--- Task ---
Filter for the word "title" and keep each matching line.

--- Data records ---
* * * * * * * * *

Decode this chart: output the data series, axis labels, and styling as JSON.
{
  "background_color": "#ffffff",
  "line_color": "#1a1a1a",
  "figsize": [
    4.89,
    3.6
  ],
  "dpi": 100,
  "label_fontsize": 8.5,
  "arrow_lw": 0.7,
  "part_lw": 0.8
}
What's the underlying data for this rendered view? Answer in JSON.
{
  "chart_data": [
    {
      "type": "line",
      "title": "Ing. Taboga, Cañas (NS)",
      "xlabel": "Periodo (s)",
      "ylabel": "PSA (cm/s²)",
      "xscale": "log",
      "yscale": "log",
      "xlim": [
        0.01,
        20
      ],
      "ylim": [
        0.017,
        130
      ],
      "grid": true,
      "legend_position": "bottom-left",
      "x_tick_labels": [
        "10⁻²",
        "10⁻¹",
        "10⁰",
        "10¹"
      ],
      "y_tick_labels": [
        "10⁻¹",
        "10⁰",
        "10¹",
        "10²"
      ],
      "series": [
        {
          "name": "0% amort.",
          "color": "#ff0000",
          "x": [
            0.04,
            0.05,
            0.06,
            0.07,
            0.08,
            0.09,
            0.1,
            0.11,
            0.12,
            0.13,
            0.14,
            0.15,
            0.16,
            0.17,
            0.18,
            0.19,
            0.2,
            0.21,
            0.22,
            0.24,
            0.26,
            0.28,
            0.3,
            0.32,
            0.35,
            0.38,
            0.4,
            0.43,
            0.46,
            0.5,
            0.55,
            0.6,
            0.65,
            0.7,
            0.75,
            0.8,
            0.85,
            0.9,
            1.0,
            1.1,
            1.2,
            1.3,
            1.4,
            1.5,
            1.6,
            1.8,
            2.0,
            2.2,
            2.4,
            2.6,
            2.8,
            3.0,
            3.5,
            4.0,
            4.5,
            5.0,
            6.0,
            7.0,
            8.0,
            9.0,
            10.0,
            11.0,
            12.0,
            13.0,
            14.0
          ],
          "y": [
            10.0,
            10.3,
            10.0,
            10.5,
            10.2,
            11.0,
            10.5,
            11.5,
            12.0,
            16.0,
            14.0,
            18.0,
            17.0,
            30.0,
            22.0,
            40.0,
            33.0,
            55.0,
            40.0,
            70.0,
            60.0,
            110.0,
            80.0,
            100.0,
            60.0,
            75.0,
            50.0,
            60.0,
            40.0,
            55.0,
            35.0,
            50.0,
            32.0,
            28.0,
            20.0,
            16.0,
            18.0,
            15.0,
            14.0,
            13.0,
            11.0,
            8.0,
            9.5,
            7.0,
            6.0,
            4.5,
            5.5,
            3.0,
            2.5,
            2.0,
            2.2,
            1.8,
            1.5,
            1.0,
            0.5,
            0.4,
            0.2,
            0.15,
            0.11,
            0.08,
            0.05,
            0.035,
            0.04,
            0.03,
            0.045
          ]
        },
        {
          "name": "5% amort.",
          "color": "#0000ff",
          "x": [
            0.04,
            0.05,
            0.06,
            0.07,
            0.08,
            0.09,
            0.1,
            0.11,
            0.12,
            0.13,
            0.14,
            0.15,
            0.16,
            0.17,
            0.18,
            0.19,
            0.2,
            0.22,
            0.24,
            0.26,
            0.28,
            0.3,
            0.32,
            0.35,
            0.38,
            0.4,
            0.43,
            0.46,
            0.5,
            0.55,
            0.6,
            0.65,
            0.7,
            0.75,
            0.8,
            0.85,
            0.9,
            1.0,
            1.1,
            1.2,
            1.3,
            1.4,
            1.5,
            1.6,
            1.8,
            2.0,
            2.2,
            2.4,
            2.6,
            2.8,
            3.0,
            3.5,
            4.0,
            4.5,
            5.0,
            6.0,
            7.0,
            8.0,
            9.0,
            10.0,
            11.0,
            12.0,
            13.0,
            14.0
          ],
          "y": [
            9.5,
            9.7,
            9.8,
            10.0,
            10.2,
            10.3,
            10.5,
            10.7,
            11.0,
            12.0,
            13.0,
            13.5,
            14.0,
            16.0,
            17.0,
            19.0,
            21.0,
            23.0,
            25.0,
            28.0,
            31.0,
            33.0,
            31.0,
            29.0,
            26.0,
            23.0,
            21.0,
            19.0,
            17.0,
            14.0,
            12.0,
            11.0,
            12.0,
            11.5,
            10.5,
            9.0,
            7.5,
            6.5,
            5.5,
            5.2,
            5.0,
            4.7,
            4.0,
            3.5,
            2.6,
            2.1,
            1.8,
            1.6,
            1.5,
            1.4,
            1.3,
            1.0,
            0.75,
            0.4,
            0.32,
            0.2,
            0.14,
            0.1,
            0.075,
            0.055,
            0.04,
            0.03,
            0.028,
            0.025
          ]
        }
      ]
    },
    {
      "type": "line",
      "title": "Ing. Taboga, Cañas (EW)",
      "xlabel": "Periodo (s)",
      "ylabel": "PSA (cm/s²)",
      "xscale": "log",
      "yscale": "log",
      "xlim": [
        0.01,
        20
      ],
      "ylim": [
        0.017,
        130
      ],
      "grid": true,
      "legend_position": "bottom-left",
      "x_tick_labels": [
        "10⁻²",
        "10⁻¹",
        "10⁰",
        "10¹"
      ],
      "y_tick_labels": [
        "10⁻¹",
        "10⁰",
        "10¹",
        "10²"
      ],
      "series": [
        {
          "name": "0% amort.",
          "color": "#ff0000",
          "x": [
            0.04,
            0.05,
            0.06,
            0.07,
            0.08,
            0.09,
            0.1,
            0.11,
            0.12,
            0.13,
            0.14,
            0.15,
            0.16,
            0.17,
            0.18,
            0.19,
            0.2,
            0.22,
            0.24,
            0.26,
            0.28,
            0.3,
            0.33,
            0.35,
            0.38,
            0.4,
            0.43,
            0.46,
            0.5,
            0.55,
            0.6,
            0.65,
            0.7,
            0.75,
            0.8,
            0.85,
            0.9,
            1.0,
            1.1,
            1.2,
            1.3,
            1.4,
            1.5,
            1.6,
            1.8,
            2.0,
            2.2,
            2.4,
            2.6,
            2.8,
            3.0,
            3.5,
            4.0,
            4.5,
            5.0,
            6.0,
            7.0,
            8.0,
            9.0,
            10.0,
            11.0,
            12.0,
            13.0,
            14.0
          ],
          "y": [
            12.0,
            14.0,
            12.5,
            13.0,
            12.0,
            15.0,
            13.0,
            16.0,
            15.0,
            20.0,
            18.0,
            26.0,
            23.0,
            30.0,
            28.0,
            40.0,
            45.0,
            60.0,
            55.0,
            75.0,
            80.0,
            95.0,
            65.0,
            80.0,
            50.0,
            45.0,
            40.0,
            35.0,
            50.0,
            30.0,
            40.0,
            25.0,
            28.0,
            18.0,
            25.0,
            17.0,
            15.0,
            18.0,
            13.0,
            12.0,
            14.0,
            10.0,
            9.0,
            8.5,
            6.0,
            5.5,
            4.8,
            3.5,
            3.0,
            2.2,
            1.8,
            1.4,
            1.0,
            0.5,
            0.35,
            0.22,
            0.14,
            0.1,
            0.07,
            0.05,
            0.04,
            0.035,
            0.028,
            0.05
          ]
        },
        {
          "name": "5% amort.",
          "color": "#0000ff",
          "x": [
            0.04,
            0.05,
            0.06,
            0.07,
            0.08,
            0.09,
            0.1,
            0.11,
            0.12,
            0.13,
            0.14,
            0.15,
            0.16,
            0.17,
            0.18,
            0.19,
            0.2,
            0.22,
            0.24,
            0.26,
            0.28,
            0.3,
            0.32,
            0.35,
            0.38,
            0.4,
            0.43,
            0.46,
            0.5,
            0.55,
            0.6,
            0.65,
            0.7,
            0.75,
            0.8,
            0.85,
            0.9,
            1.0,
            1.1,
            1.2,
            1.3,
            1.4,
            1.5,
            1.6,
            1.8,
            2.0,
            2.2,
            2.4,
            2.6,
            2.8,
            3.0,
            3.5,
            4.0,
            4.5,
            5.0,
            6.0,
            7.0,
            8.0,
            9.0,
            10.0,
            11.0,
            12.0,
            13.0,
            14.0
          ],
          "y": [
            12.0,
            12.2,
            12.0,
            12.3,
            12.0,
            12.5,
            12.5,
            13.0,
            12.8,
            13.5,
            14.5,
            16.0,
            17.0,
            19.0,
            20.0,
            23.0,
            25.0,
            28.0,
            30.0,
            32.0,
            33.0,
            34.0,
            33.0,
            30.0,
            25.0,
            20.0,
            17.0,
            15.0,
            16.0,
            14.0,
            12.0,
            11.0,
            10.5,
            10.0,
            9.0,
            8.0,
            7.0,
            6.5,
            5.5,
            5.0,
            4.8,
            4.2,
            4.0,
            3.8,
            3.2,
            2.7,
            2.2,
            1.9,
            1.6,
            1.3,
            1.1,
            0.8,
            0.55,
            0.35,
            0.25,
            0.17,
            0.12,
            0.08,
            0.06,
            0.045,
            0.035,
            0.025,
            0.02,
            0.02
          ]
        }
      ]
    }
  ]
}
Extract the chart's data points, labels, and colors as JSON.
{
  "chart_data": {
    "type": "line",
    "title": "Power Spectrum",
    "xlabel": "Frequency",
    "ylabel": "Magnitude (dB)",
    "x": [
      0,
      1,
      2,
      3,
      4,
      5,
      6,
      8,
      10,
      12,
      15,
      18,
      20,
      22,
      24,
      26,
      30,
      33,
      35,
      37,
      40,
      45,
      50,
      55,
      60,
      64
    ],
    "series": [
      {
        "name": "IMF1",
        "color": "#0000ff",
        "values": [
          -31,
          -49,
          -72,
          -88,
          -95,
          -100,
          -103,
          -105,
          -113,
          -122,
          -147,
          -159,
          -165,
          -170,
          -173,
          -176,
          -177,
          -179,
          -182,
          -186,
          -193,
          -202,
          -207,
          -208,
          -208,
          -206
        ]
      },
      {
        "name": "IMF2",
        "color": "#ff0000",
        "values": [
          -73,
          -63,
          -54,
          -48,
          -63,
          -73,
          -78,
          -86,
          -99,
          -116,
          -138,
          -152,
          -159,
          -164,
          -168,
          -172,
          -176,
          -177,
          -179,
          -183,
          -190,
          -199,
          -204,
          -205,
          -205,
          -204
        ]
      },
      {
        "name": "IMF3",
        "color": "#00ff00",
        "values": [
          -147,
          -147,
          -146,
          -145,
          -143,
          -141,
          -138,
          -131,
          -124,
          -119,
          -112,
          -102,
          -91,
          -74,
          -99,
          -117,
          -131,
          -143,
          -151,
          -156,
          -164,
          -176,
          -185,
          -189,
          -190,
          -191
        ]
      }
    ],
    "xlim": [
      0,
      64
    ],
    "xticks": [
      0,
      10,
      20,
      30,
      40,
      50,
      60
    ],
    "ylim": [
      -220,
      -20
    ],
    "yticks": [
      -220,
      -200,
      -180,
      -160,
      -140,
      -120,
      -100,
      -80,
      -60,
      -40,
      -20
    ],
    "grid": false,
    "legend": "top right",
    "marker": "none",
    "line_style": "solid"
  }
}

* * * * * * * * *

--- Written reply ---
      "title": "Ing. Taboga, Cañas (NS)",
      "title": "Ing. Taboga, Cañas (EW)",
    "title": "Power Spectrum",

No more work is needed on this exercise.